# TO BE DONE
Output the material beneath this task exactly, images excluded.

# DATA ENTRIES

= = = = = = =

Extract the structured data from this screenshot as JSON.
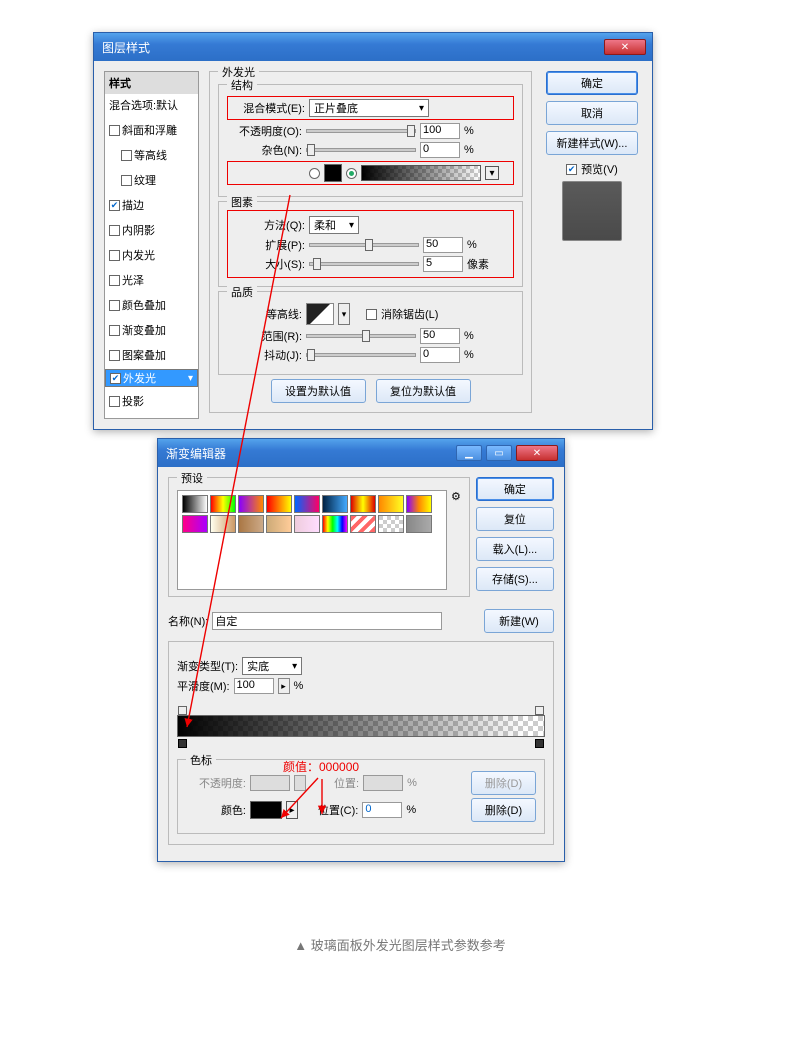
{
  "dialog1": {
    "title": "图层样式",
    "sidebar_hdr": "样式",
    "blend_default": "混合选项:默认",
    "styles": {
      "bevel": "斜面和浮雕",
      "contour": "等高线",
      "texture": "纹理",
      "stroke": "描边",
      "innershadow": "内阴影",
      "innerglow": "内发光",
      "satin": "光泽",
      "coloroverlay": "颜色叠加",
      "gradoverlay": "渐变叠加",
      "patternoverlay": "图案叠加",
      "outerglow": "外发光",
      "dropshadow": "投影"
    },
    "section_title": "外发光",
    "struct_title": "结构",
    "blendmode_label": "混合模式(E):",
    "blendmode_value": "正片叠底",
    "opacity_label": "不透明度(O):",
    "opacity_value": "100",
    "noise_label": "杂色(N):",
    "noise_value": "0",
    "pct": "%",
    "elem_title": "图素",
    "method_label": "方法(Q):",
    "method_value": "柔和",
    "spread_label": "扩展(P):",
    "spread_value": "50",
    "size_label": "大小(S):",
    "size_value": "5",
    "px": "像素",
    "quality_title": "品质",
    "contour_label": "等高线:",
    "antialias": "消除锯齿(L)",
    "range_label": "范围(R):",
    "range_value": "50",
    "jitter_label": "抖动(J):",
    "jitter_value": "0",
    "make_default": "设置为默认值",
    "reset_default": "复位为默认值",
    "ok": "确定",
    "cancel": "取消",
    "new_style": "新建样式(W)...",
    "preview": "预览(V)"
  },
  "dialog2": {
    "title": "渐变编辑器",
    "presets_label": "预设",
    "ok": "确定",
    "reset": "复位",
    "load": "载入(L)...",
    "save": "存储(S)...",
    "name_label": "名称(N):",
    "name_value": "自定",
    "new_btn": "新建(W)",
    "gradtype_label": "渐变类型(T):",
    "gradtype_value": "实底",
    "smooth_label": "平滑度(M):",
    "smooth_value": "100",
    "pct": "%",
    "stops_title": "色标",
    "opacity_label": "不透明度:",
    "pos_label": "位置:",
    "color_label": "颜色:",
    "posC_label": "位置(C):",
    "posC_value": "0",
    "delete": "删除(D)",
    "preset_colors": [
      "linear-gradient(90deg,#000,#fff)",
      "linear-gradient(90deg,#f00,#ff0,#0f0)",
      "linear-gradient(90deg,#80f,#f80)",
      "linear-gradient(90deg,#f00,#ff0)",
      "linear-gradient(90deg,#06f,#f06)",
      "linear-gradient(90deg,#024,#4af)",
      "linear-gradient(90deg,#d00,#ff0,#d00)",
      "linear-gradient(90deg,#f80,#ff2)",
      "linear-gradient(90deg,#80f,#f80,#ff0)",
      "linear-gradient(90deg,#f08,#a0f)",
      "linear-gradient(90deg,#ffe,#c96)",
      "linear-gradient(90deg,#a74,#ca8)",
      "linear-gradient(90deg,#ca7,#fc9)",
      "linear-gradient(90deg,#ecd,#fdf)",
      "linear-gradient(90deg,#f00,#ff0,#0f0,#0ff,#00f,#f0f)",
      "repeating-linear-gradient(135deg,#f66 0 4px,#fff 4px 8px)",
      "repeating-conic-gradient(#ccc 0 25%,#fff 0 50%) 0/8px 8px",
      "linear-gradient(90deg,#888,#aaa)"
    ]
  },
  "annotation": "颜值：000000",
  "caption": "▲    玻璃面板外发光图层样式参数参考"
}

= = = = = = =

# THE REPLY
Extract the structured data from this screenshot as JSON.
{
  "dialog1": {
    "title": "图层样式",
    "sidebar_hdr": "样式",
    "blend_default": "混合选项:默认",
    "styles": {
      "bevel": "斜面和浮雕",
      "contour": "等高线",
      "texture": "纹理",
      "stroke": "描边",
      "innershadow": "内阴影",
      "innerglow": "内发光",
      "satin": "光泽",
      "coloroverlay": "颜色叠加",
      "gradoverlay": "渐变叠加",
      "patternoverlay": "图案叠加",
      "outerglow": "外发光",
      "dropshadow": "投影"
    },
    "section_title": "外发光",
    "struct_title": "结构",
    "blendmode_label": "混合模式(E):",
    "blendmode_value": "正片叠底",
    "opacity_label": "不透明度(O):",
    "opacity_value": "100",
    "noise_label": "杂色(N):",
    "noise_value": "0",
    "pct": "%",
    "elem_title": "图素",
    "method_label": "方法(Q):",
    "method_value": "柔和",
    "spread_label": "扩展(P):",
    "spread_value": "50",
    "size_label": "大小(S):",
    "size_value": "5",
    "px": "像素",
    "quality_title": "品质",
    "contour_label": "等高线:",
    "antialias": "消除锯齿(L)",
    "range_label": "范围(R):",
    "range_value": "50",
    "jitter_label": "抖动(J):",
    "jitter_value": "0",
    "make_default": "设置为默认值",
    "reset_default": "复位为默认值",
    "ok": "确定",
    "cancel": "取消",
    "new_style": "新建样式(W)...",
    "preview": "预览(V)"
  },
  "dialog2": {
    "title": "渐变编辑器",
    "presets_label": "预设",
    "ok": "确定",
    "reset": "复位",
    "load": "载入(L)...",
    "save": "存储(S)...",
    "name_label": "名称(N):",
    "name_value": "自定",
    "new_btn": "新建(W)",
    "gradtype_label": "渐变类型(T):",
    "gradtype_value": "实底",
    "smooth_label": "平滑度(M):",
    "smooth_value": "100",
    "pct": "%",
    "stops_title": "色标",
    "opacity_label": "不透明度:",
    "pos_label": "位置:",
    "color_label": "颜色:",
    "posC_label": "位置(C):",
    "posC_value": "0",
    "delete": "删除(D)",
    "preset_colors": [
      "linear-gradient(90deg,#000,#fff)",
      "linear-gradient(90deg,#f00,#ff0,#0f0)",
      "linear-gradient(90deg,#80f,#f80)",
      "linear-gradient(90deg,#f00,#ff0)",
      "linear-gradient(90deg,#06f,#f06)",
      "linear-gradient(90deg,#024,#4af)",
      "linear-gradient(90deg,#d00,#ff0,#d00)",
      "linear-gradient(90deg,#f80,#ff2)",
      "linear-gradient(90deg,#80f,#f80,#ff0)",
      "linear-gradient(90deg,#f08,#a0f)",
      "linear-gradient(90deg,#ffe,#c96)",
      "linear-gradient(90deg,#a74,#ca8)",
      "linear-gradient(90deg,#ca7,#fc9)",
      "linear-gradient(90deg,#ecd,#fdf)",
      "linear-gradient(90deg,#f00,#ff0,#0f0,#0ff,#00f,#f0f)",
      "repeating-linear-gradient(135deg,#f66 0 4px,#fff 4px 8px)",
      "repeating-conic-gradient(#ccc 0 25%,#fff 0 50%) 0/8px 8px",
      "linear-gradient(90deg,#888,#aaa)"
    ]
  },
  "annotation": "颜值：000000",
  "caption": "▲    玻璃面板外发光图层样式参数参考"
}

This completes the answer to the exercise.